Pictures do not belong in the copy; restate the records below word for word.

[Data records]
__________

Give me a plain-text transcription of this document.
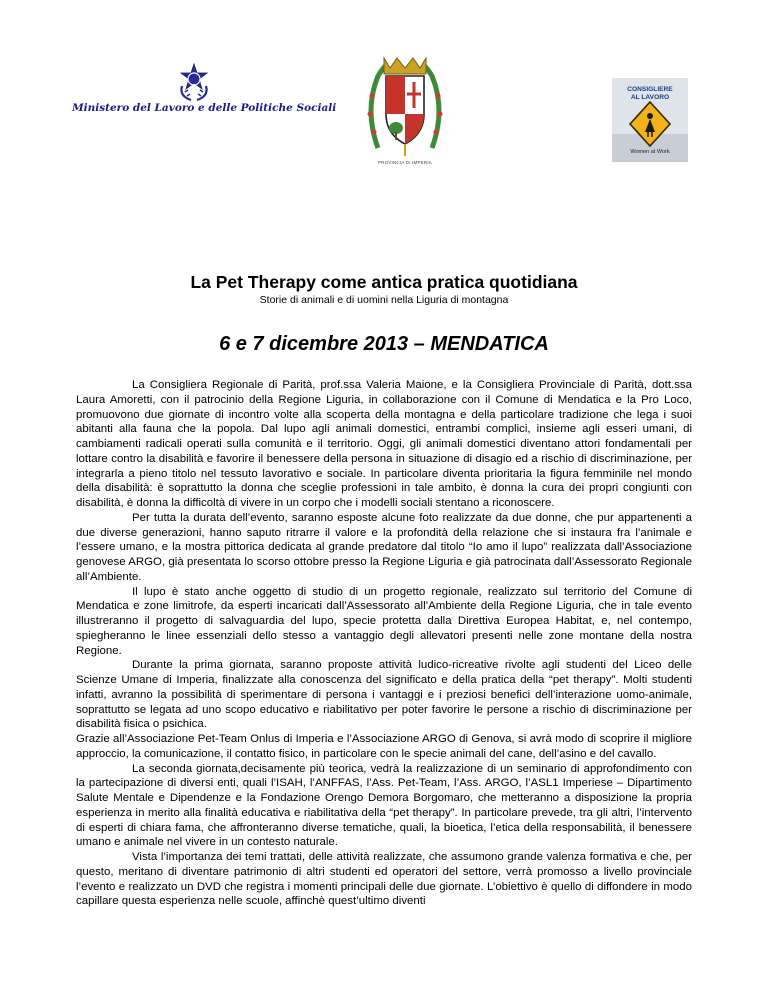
Ministero del Lavoro e delle Politiche Sociali
PROVINCIA DI IMPERIA
CONSIGLIERE
AL LAVORO
Women at Work
La Pet Therapy come antica pratica quotidiana
Storie di animali e di uomini nella Liguria di montagna
6 e 7 dicembre 2013 – MENDATICA

La Consigliera Regionale di Parità, prof.ssa Valeria Maione, e la Consigliera Provinciale di Parità, dott.ssa Laura Amoretti, con il patrocinio della Regione Liguria, in collaborazione con il Comune di Mendatica e la Pro Loco, promuovono due giornate di incontro volte alla scoperta della montagna e della particolare tradizione che lega i suoi abitanti alla fauna che la popola. Dal lupo agli animali domestici, entrambi complici, insieme agli esseri umani, di cambiamenti radicali operati sulla comunità e il territorio. Oggi, gli animali domestici diventano attori fondamentali per lottare contro la disabilità e favorire il benessere della persona in situazione di disagio ed a rischio di discriminazione, per integrarla a pieno titolo nel tessuto lavorativo e sociale. In particolare diventa prioritaria la figura femminile nel mondo della disabilità: è soprattutto la donna che sceglie professioni in tale ambito, è donna la cura dei propri congiunti con disabilità, è donna la difficoltà di vivere in un corpo che i modelli sociali stentano a riconoscere.

Per tutta la durata dell’evento, saranno esposte alcune foto realizzate da due donne, che pur appartenenti a due diverse generazioni, hanno saputo ritrarre il valore e la profondità della relazione che si instaura fra l’animale e l’essere umano, e la mostra pittorica dedicata al grande predatore dal titolo “Io amo il lupo” realizzata dall’Associazione genovese ARGO, già presentata lo scorso ottobre presso la Regione Liguria e già patrocinata dall’Assessorato Regionale all’Ambiente.

Il lupo è stato anche oggetto di studio di un progetto regionale, realizzato sul territorio del Comune di Mendatica e zone limitrofe, da esperti incaricati dall’Assessorato all’Ambiente della Regione Liguria, che in tale evento illustreranno il progetto di salvaguardia del lupo, specie protetta dalla Direttiva Europea Habitat, e, nel contempo, spiegheranno le linee essenziali dello stesso a vantaggio degli allevatori presenti nelle zone montane della nostra Regione.

Durante la prima giornata, saranno proposte attività ludico-ricreative rivolte agli studenti del Liceo delle Scienze Umane di Imperia, finalizzate alla conoscenza del significato e della pratica della “pet therapy”. Molti studenti infatti, avranno la possibilità di sperimentare di persona i vantaggi e i preziosi benefici dell’interazione uomo-animale, soprattutto se legata ad uno scopo educativo e riabilitativo per poter favorire le persone a rischio di discriminazione per disabilità fisica o psichica.

Grazie all’Associazione Pet-Team Onlus di Imperia e l’Associazione ARGO di Genova, si avrà modo di scoprire il migliore approccio, la comunicazione, il contatto fisico, in particolare con le specie animali del cane, dell’asino e del cavallo.

La seconda giornata,decisamente più teorica, vedrà la realizzazione di un seminario di approfondimento con la partecipazione di diversi enti, quali l’ISAH, l’ANFFAS, l’Ass. Pet-Team, l’Ass. ARGO, l’ASL1 Imperiese – Dipartimento Salute Mentale e Dipendenze e la Fondazione Orengo Demora Borgomaro, che metteranno a disposizione la propria esperienza in merito alla finalità educativa e riabilitativa della “pet therapy”. In particolare prevede, tra gli altri, l’intervento di esperti di chiara fama, che affronteranno diverse tematiche, quali, la bioetica, l’etica della responsabilità, il benessere umano e animale nel vivere in un contesto naturale.

Vista l’importanza dei temi trattati, delle attività realizzate, che assumono grande valenza formativa e che, per questo, meritano di diventare patrimonio di altri studenti ed operatori del settore, verrà promosso a livello provinciale l’evento e realizzato un DVD che registra i momenti principali delle due giornate. L’obiettivo è quello di diffondere in modo capillare questa esperienza nelle scuole, affinchè quest’ultimo diventi
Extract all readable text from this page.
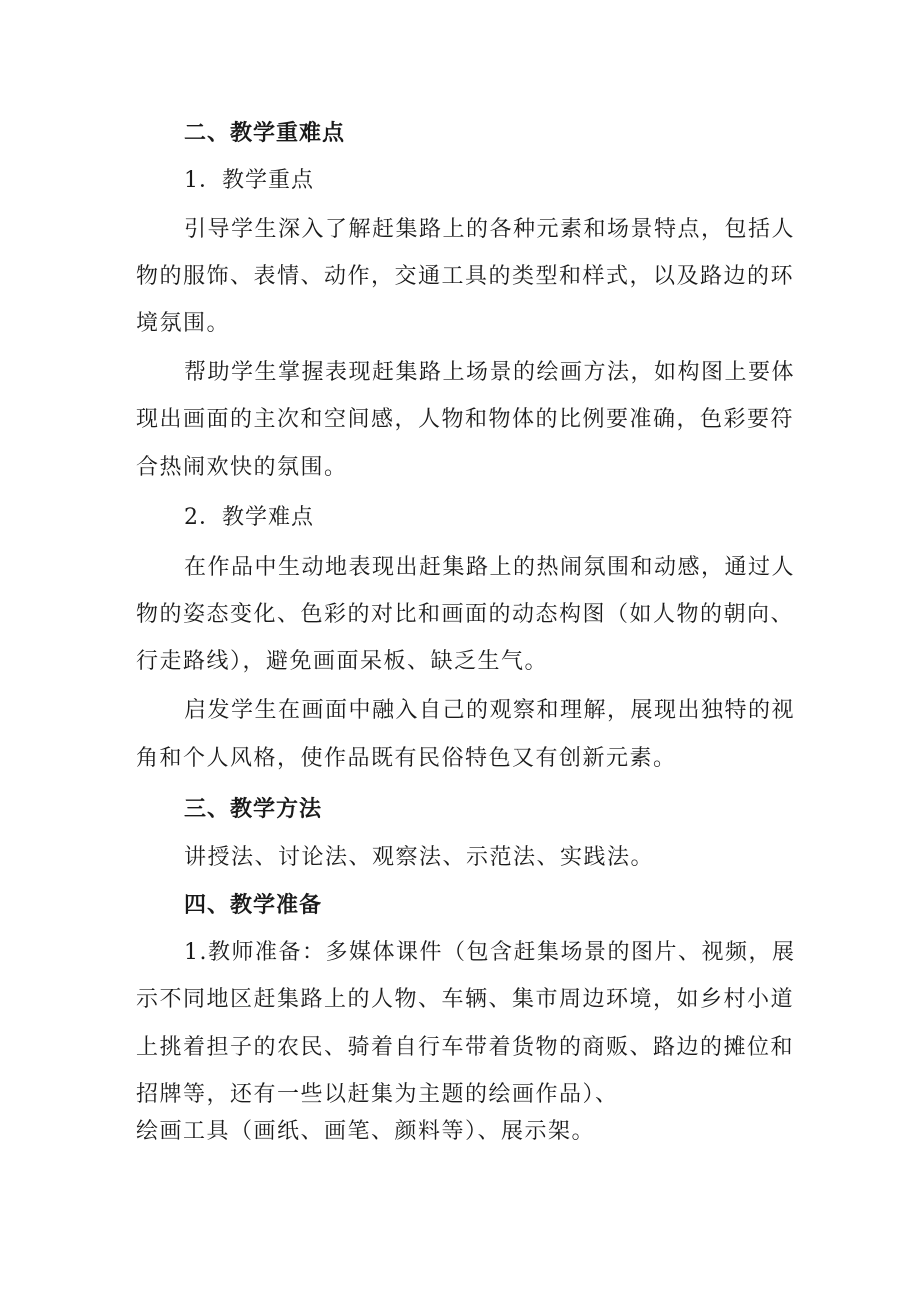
二、教学重难点
1．教学重点
引导学生深入了解赶集路上的各种元素和场景特点，包括人
物的服饰、表情、动作，交通工具的类型和样式，以及路边的环
境氛围。
帮助学生掌握表现赶集路上场景的绘画方法，如构图上要体
现出画面的主次和空间感，人物和物体的比例要准确，色彩要符
合热闹欢快的氛围。
2．教学难点
在作品中生动地表现出赶集路上的热闹氛围和动感，通过人
物的姿态变化、色彩的对比和画面的动态构图（如人物的朝向、
行走路线），避免画面呆板、缺乏生气。
启发学生在画面中融入自己的观察和理解，展现出独特的视
角和个人风格，使作品既有民俗特色又有创新元素。
三、教学方法
讲授法、讨论法、观察法、示范法、实践法。
四、教学准备
1.教师准备：多媒体课件（包含赶集场景的图片、视频，展
示不同地区赶集路上的人物、车辆、集市周边环境，如乡村小道
上挑着担子的农民、骑着自行车带着货物的商贩、路边的摊位和
招牌等，还有一些以赶集为主题的绘画作品）、
绘画工具（画纸、画笔、颜料等）、展示架。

__________

■ **ANSWER FOR THIS EXERCISE**
Give me a plain-text transcription of this document.
Ministero del Lavoro e delle Politiche Sociali
PROVINCIA DI IMPERIA
CONSIGLIERE
AL LAVORO
Women at Work
La Pet Therapy come antica pratica quotidiana
Storie di animali e di uomini nella Liguria di montagna
6 e 7 dicembre 2013 – MENDATICA

La Consigliera Regionale di Parità, prof.ssa Valeria Maione, e la Consigliera Provinciale di Parità, dott.ssa Laura Amoretti, con il patrocinio della Regione Liguria, in collaborazione con il Comune di Mendatica e la Pro Loco, promuovono due giornate di incontro volte alla scoperta della montagna e della particolare tradizione che lega i suoi abitanti alla fauna che la popola. Dal lupo agli animali domestici, entrambi complici, insieme agli esseri umani, di cambiamenti radicali operati sulla comunità e il territorio. Oggi, gli animali domestici diventano attori fondamentali per lottare contro la disabilità e favorire il benessere della persona in situazione di disagio ed a rischio di discriminazione, per integrarla a pieno titolo nel tessuto lavorativo e sociale. In particolare diventa prioritaria la figura femminile nel mondo della disabilità: è soprattutto la donna che sceglie professioni in tale ambito, è donna la cura dei propri congiunti con disabilità, è donna la difficoltà di vivere in un corpo che i modelli sociali stentano a riconoscere.

Per tutta la durata dell’evento, saranno esposte alcune foto realizzate da due donne, che pur appartenenti a due diverse generazioni, hanno saputo ritrarre il valore e la profondità della relazione che si instaura fra l’animale e l’essere umano, e la mostra pittorica dedicata al grande predatore dal titolo “Io amo il lupo” realizzata dall’Associazione genovese ARGO, già presentata lo scorso ottobre presso la Regione Liguria e già patrocinata dall’Assessorato Regionale all’Ambiente.

Il lupo è stato anche oggetto di studio di un progetto regionale, realizzato sul territorio del Comune di Mendatica e zone limitrofe, da esperti incaricati dall’Assessorato all’Ambiente della Regione Liguria, che in tale evento illustreranno il progetto di salvaguardia del lupo, specie protetta dalla Direttiva Europea Habitat, e, nel contempo, spiegheranno le linee essenziali dello stesso a vantaggio degli allevatori presenti nelle zone montane della nostra Regione.

Durante la prima giornata, saranno proposte attività ludico-ricreative rivolte agli studenti del Liceo delle Scienze Umane di Imperia, finalizzate alla conoscenza del significato e della pratica della “pet therapy”. Molti studenti infatti, avranno la possibilità di sperimentare di persona i vantaggi e i preziosi benefici dell’interazione uomo-animale, soprattutto se legata ad uno scopo educativo e riabilitativo per poter favorire le persone a rischio di discriminazione per disabilità fisica o psichica.

Grazie all’Associazione Pet-Team Onlus di Imperia e l’Associazione ARGO di Genova, si avrà modo di scoprire il migliore approccio, la comunicazione, il contatto fisico, in particolare con le specie animali del cane, dell’asino e del cavallo.

La seconda giornata,decisamente più teorica, vedrà la realizzazione di un seminario di approfondimento con la partecipazione di diversi enti, quali l’ISAH, l’ANFFAS, l’Ass. Pet-Team, l’Ass. ARGO, l’ASL1 Imperiese – Dipartimento Salute Mentale e Dipendenze e la Fondazione Orengo Demora Borgomaro, che metteranno a disposizione la propria esperienza in merito alla finalità educativa e riabilitativa della “pet therapy”. In particolare prevede, tra gli altri, l’intervento di esperti di chiara fama, che affronteranno diverse tematiche, quali, la bioetica, l’etica della responsabilità, il benessere umano e animale nel vivere in un contesto naturale.

Vista l’importanza dei temi trattati, delle attività realizzate, che assumono grande valenza formativa e che, per questo, meritano di diventare patrimonio di altri studenti ed operatori del settore, verrà promosso a livello provinciale l’evento e realizzato un DVD che registra i momenti principali delle due giornate. L’obiettivo è quello di diffondere in modo capillare questa esperienza nelle scuole, affinchè quest’ultimo diventi
Extract all readable text from this page.
二、教学重难点
1．教学重点
引导学生深入了解赶集路上的各种元素和场景特点，包括人
物的服饰、表情、动作，交通工具的类型和样式，以及路边的环
境氛围。
帮助学生掌握表现赶集路上场景的绘画方法，如构图上要体
现出画面的主次和空间感，人物和物体的比例要准确，色彩要符
合热闹欢快的氛围。
2．教学难点
在作品中生动地表现出赶集路上的热闹氛围和动感，通过人
物的姿态变化、色彩的对比和画面的动态构图（如人物的朝向、
行走路线），避免画面呆板、缺乏生气。
启发学生在画面中融入自己的观察和理解，展现出独特的视
角和个人风格，使作品既有民俗特色又有创新元素。
三、教学方法
讲授法、讨论法、观察法、示范法、实践法。
四、教学准备
1.教师准备：多媒体课件（包含赶集场景的图片、视频，展
示不同地区赶集路上的人物、车辆、集市周边环境，如乡村小道
上挑着担子的农民、骑着自行车带着货物的商贩、路边的摊位和
招牌等，还有一些以赶集为主题的绘画作品）、
绘画工具（画纸、画笔、颜料等）、展示架。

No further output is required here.